>>>>>

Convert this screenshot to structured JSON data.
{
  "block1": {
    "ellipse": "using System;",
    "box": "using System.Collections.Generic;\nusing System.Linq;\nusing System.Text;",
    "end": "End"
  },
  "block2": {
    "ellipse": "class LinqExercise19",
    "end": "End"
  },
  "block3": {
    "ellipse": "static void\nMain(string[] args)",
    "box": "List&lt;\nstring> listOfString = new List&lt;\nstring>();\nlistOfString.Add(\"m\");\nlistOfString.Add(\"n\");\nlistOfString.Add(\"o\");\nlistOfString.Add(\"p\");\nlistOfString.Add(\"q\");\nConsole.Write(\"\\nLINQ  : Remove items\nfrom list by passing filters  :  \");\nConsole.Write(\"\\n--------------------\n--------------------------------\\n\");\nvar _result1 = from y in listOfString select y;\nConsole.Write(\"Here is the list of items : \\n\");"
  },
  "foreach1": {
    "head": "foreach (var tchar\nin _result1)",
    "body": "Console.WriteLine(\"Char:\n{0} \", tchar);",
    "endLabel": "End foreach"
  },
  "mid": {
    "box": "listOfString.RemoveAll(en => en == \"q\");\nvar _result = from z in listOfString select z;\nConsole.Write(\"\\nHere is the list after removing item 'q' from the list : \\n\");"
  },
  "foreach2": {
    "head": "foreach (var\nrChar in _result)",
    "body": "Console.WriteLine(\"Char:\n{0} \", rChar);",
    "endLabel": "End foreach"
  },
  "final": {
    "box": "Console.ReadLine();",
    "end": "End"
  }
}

<<<<<

**GOAL OF THE EXERCISE:**
From the listing, copy each line containing the word "System".

**FULL RESPONSE:**
    "ellipse": "using System;",
    "box": "using System.Collections.Generic;\nusing System.Linq;\nusing System.Text;",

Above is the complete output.